#### What you need to do:
Write each line out exactly, leaving none out.

Records from a collection of figures
####################
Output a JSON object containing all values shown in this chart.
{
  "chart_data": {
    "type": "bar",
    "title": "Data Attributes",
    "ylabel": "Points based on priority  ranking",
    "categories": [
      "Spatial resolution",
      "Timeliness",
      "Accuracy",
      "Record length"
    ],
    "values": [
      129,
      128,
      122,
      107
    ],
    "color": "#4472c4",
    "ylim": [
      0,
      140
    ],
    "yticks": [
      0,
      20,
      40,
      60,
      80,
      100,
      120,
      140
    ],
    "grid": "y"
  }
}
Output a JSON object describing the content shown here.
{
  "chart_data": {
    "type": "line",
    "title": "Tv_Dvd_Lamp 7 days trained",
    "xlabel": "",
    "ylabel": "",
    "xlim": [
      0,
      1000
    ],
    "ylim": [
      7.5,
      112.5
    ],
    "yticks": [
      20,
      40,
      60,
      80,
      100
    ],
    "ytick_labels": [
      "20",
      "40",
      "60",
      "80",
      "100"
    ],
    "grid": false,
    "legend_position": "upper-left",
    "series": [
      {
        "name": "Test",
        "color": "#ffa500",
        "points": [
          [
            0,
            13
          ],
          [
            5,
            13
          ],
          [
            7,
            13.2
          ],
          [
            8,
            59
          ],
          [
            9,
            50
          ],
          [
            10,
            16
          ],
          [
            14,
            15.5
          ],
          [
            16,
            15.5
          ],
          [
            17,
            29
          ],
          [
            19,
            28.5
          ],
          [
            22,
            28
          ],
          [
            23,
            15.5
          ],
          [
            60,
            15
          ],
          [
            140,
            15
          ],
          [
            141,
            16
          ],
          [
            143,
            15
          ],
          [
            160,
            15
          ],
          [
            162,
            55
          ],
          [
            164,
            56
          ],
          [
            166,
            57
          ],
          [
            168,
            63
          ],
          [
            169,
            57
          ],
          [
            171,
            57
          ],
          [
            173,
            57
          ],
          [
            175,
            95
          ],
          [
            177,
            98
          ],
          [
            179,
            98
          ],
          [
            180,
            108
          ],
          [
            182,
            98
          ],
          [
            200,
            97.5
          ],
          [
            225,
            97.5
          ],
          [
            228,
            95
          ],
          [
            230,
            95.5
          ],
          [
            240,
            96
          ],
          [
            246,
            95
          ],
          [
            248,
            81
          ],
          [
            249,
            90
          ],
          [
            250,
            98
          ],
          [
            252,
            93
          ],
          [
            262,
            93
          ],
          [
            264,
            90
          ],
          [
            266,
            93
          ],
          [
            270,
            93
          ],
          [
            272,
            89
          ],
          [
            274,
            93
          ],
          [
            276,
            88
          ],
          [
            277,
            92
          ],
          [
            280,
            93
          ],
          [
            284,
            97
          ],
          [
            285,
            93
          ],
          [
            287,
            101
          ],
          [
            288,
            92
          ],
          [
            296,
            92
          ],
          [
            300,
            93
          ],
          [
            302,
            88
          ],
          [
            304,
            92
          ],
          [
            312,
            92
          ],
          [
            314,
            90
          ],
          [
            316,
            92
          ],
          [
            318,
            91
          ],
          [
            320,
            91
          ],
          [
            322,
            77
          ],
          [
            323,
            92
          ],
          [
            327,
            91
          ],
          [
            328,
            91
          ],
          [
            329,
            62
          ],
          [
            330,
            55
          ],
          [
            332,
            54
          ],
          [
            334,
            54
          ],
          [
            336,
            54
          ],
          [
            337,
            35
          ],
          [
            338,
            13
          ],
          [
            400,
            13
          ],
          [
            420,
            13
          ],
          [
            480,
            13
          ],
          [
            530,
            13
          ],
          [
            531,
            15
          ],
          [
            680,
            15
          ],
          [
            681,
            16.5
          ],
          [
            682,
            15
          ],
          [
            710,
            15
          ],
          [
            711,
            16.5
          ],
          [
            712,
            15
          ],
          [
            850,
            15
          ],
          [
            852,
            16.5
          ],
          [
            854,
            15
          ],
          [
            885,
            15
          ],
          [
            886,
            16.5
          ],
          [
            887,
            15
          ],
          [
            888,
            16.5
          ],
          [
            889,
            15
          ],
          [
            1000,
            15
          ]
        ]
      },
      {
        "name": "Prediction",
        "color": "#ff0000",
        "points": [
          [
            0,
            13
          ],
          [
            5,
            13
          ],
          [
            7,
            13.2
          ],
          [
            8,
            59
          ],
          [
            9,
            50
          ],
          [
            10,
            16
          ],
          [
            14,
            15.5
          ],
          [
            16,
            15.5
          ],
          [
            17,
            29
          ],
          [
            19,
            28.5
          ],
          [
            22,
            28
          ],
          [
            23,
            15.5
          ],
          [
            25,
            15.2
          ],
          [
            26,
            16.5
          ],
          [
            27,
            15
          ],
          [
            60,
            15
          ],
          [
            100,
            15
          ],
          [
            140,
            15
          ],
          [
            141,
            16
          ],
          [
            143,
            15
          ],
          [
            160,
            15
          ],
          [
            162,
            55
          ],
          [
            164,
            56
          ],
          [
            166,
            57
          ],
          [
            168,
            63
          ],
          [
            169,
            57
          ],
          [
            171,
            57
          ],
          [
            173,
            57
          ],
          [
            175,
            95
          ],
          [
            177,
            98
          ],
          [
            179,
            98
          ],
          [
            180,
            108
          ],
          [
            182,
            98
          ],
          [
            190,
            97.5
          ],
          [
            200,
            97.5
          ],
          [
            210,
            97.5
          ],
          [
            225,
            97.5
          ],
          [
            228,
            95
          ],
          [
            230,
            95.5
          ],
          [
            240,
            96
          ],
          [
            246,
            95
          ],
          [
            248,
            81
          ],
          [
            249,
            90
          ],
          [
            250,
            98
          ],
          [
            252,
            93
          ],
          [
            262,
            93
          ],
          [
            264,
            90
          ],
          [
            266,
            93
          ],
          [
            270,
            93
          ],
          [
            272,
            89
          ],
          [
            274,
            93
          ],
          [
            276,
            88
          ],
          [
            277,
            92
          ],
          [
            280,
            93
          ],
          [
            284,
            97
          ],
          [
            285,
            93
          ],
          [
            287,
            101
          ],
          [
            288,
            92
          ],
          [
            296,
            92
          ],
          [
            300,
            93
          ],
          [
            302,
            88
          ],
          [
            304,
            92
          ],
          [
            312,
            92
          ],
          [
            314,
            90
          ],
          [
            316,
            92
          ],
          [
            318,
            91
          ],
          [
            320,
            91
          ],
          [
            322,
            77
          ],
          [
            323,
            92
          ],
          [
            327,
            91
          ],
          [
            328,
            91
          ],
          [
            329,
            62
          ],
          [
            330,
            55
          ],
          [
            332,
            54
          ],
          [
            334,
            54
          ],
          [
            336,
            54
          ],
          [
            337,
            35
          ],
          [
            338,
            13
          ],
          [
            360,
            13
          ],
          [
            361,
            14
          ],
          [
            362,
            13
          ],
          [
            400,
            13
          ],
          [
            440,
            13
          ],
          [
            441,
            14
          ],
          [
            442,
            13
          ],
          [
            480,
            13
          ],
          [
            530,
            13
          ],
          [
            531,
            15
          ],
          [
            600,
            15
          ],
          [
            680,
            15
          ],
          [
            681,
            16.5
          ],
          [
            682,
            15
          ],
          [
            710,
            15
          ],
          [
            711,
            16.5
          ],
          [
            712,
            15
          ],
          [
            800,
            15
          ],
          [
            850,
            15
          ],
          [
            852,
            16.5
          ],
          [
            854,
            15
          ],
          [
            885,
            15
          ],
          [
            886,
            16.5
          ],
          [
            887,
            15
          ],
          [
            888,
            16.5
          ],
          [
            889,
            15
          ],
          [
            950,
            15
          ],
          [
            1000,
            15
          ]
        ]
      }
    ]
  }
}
####################
#### Result:
Output a JSON object containing all values shown in this chart.
{
  "chart_data": {
    "type": "bar",
    "title": "Data Attributes",
    "ylabel": "Points based on priority  ranking",
    "categories": [
      "Spatial resolution",
      "Timeliness",
      "Accuracy",
      "Record length"
    ],
    "values": [
      129,
      128,
      122,
      107
    ],
    "color": "#4472c4",
    "ylim": [
      0,
      140
    ],
    "yticks": [
      0,
      20,
      40,
      60,
      80,
      100,
      120,
      140
    ],
    "grid": "y"
  }
}
Output a JSON object describing the content shown here.
{
  "chart_data": {
    "type": "line",
    "title": "Tv_Dvd_Lamp 7 days trained",
    "xlabel": "",
    "ylabel": "",
    "xlim": [
      0,
      1000
    ],
    "ylim": [
      7.5,
      112.5
    ],
    "yticks": [
      20,
      40,
      60,
      80,
      100
    ],
    "ytick_labels": [
      "20",
      "40",
      "60",
      "80",
      "100"
    ],
    "grid": false,
    "legend_position": "upper-left",
    "series": [
      {
        "name": "Test",
        "color": "#ffa500",
        "points": [
          [
            0,
            13
          ],
          [
            5,
            13
          ],
          [
            7,
            13.2
          ],
          [
            8,
            59
          ],
          [
            9,
            50
          ],
          [
            10,
            16
          ],
          [
            14,
            15.5
          ],
          [
            16,
            15.5
          ],
          [
            17,
            29
          ],
          [
            19,
            28.5
          ],
          [
            22,
            28
          ],
          [
            23,
            15.5
          ],
          [
            60,
            15
          ],
          [
            140,
            15
          ],
          [
            141,
            16
          ],
          [
            143,
            15
          ],
          [
            160,
            15
          ],
          [
            162,
            55
          ],
          [
            164,
            56
          ],
          [
            166,
            57
          ],
          [
            168,
            63
          ],
          [
            169,
            57
          ],
          [
            171,
            57
          ],
          [
            173,
            57
          ],
          [
            175,
            95
          ],
          [
            177,
            98
          ],
          [
            179,
            98
          ],
          [
            180,
            108
          ],
          [
            182,
            98
          ],
          [
            200,
            97.5
          ],
          [
            225,
            97.5
          ],
          [
            228,
            95
          ],
          [
            230,
            95.5
          ],
          [
            240,
            96
          ],
          [
            246,
            95
          ],
          [
            248,
            81
          ],
          [
            249,
            90
          ],
          [
            250,
            98
          ],
          [
            252,
            93
          ],
          [
            262,
            93
          ],
          [
            264,
            90
          ],
          [
            266,
            93
          ],
          [
            270,
            93
          ],
          [
            272,
            89
          ],
          [
            274,
            93
          ],
          [
            276,
            88
          ],
          [
            277,
            92
          ],
          [
            280,
            93
          ],
          [
            284,
            97
          ],
          [
            285,
            93
          ],
          [
            287,
            101
          ],
          [
            288,
            92
          ],
          [
            296,
            92
          ],
          [
            300,
            93
          ],
          [
            302,
            88
          ],
          [
            304,
            92
          ],
          [
            312,
            92
          ],
          [
            314,
            90
          ],
          [
            316,
            92
          ],
          [
            318,
            91
          ],
          [
            320,
            91
          ],
          [
            322,
            77
          ],
          [
            323,
            92
          ],
          [
            327,
            91
          ],
          [
            328,
            91
          ],
          [
            329,
            62
          ],
          [
            330,
            55
          ],
          [
            332,
            54
          ],
          [
            334,
            54
          ],
          [
            336,
            54
          ],
          [
            337,
            35
          ],
          [
            338,
            13
          ],
          [
            400,
            13
          ],
          [
            420,
            13
          ],
          [
            480,
            13
          ],
          [
            530,
            13
          ],
          [
            531,
            15
          ],
          [
            680,
            15
          ],
          [
            681,
            16.5
          ],
          [
            682,
            15
          ],
          [
            710,
            15
          ],
          [
            711,
            16.5
          ],
          [
            712,
            15
          ],
          [
            850,
            15
          ],
          [
            852,
            16.5
          ],
          [
            854,
            15
          ],
          [
            885,
            15
          ],
          [
            886,
            16.5
          ],
          [
            887,
            15
          ],
          [
            888,
            16.5
          ],
          [
            889,
            15
          ],
          [
            1000,
            15
          ]
        ]
      },
      {
        "name": "Prediction",
        "color": "#ff0000",
        "points": [
          [
            0,
            13
          ],
          [
            5,
            13
          ],
          [
            7,
            13.2
          ],
          [
            8,
            59
          ],
          [
            9,
            50
          ],
          [
            10,
            16
          ],
          [
            14,
            15.5
          ],
          [
            16,
            15.5
          ],
          [
            17,
            29
          ],
          [
            19,
            28.5
          ],
          [
            22,
            28
          ],
          [
            23,
            15.5
          ],
          [
            25,
            15.2
          ],
          [
            26,
            16.5
          ],
          [
            27,
            15
          ],
          [
            60,
            15
          ],
          [
            100,
            15
          ],
          [
            140,
            15
          ],
          [
            141,
            16
          ],
          [
            143,
            15
          ],
          [
            160,
            15
          ],
          [
            162,
            55
          ],
          [
            164,
            56
          ],
          [
            166,
            57
          ],
          [
            168,
            63
          ],
          [
            169,
            57
          ],
          [
            171,
            57
          ],
          [
            173,
            57
          ],
          [
            175,
            95
          ],
          [
            177,
            98
          ],
          [
            179,
            98
          ],
          [
            180,
            108
          ],
          [
            182,
            98
          ],
          [
            190,
            97.5
          ],
          [
            200,
            97.5
          ],
          [
            210,
            97.5
          ],
          [
            225,
            97.5
          ],
          [
            228,
            95
          ],
          [
            230,
            95.5
          ],
          [
            240,
            96
          ],
          [
            246,
            95
          ],
          [
            248,
            81
          ],
          [
            249,
            90
          ],
          [
            250,
            98
          ],
          [
            252,
            93
          ],
          [
            262,
            93
          ],
          [
            264,
            90
          ],
          [
            266,
            93
          ],
          [
            270,
            93
          ],
          [
            272,
            89
          ],
          [
            274,
            93
          ],
          [
            276,
            88
          ],
          [
            277,
            92
          ],
          [
            280,
            93
          ],
          [
            284,
            97
          ],
          [
            285,
            93
          ],
          [
            287,
            101
          ],
          [
            288,
            92
          ],
          [
            296,
            92
          ],
          [
            300,
            93
          ],
          [
            302,
            88
          ],
          [
            304,
            92
          ],
          [
            312,
            92
          ],
          [
            314,
            90
          ],
          [
            316,
            92
          ],
          [
            318,
            91
          ],
          [
            320,
            91
          ],
          [
            322,
            77
          ],
          [
            323,
            92
          ],
          [
            327,
            91
          ],
          [
            328,
            91
          ],
          [
            329,
            62
          ],
          [
            330,
            55
          ],
          [
            332,
            54
          ],
          [
            334,
            54
          ],
          [
            336,
            54
          ],
          [
            337,
            35
          ],
          [
            338,
            13
          ],
          [
            360,
            13
          ],
          [
            361,
            14
          ],
          [
            362,
            13
          ],
          [
            400,
            13
          ],
          [
            440,
            13
          ],
          [
            441,
            14
          ],
          [
            442,
            13
          ],
          [
            480,
            13
          ],
          [
            530,
            13
          ],
          [
            531,
            15
          ],
          [
            600,
            15
          ],
          [
            680,
            15
          ],
          [
            681,
            16.5
          ],
          [
            682,
            15
          ],
          [
            710,
            15
          ],
          [
            711,
            16.5
          ],
          [
            712,
            15
          ],
          [
            800,
            15
          ],
          [
            850,
            15
          ],
          [
            852,
            16.5
          ],
          [
            854,
            15
          ],
          [
            885,
            15
          ],
          [
            886,
            16.5
          ],
          [
            887,
            15
          ],
          [
            888,
            16.5
          ],
          [
            889,
            15
          ],
          [
            950,
            15
          ],
          [
            1000,
            15
          ]
        ]
      }
    ]
  }
}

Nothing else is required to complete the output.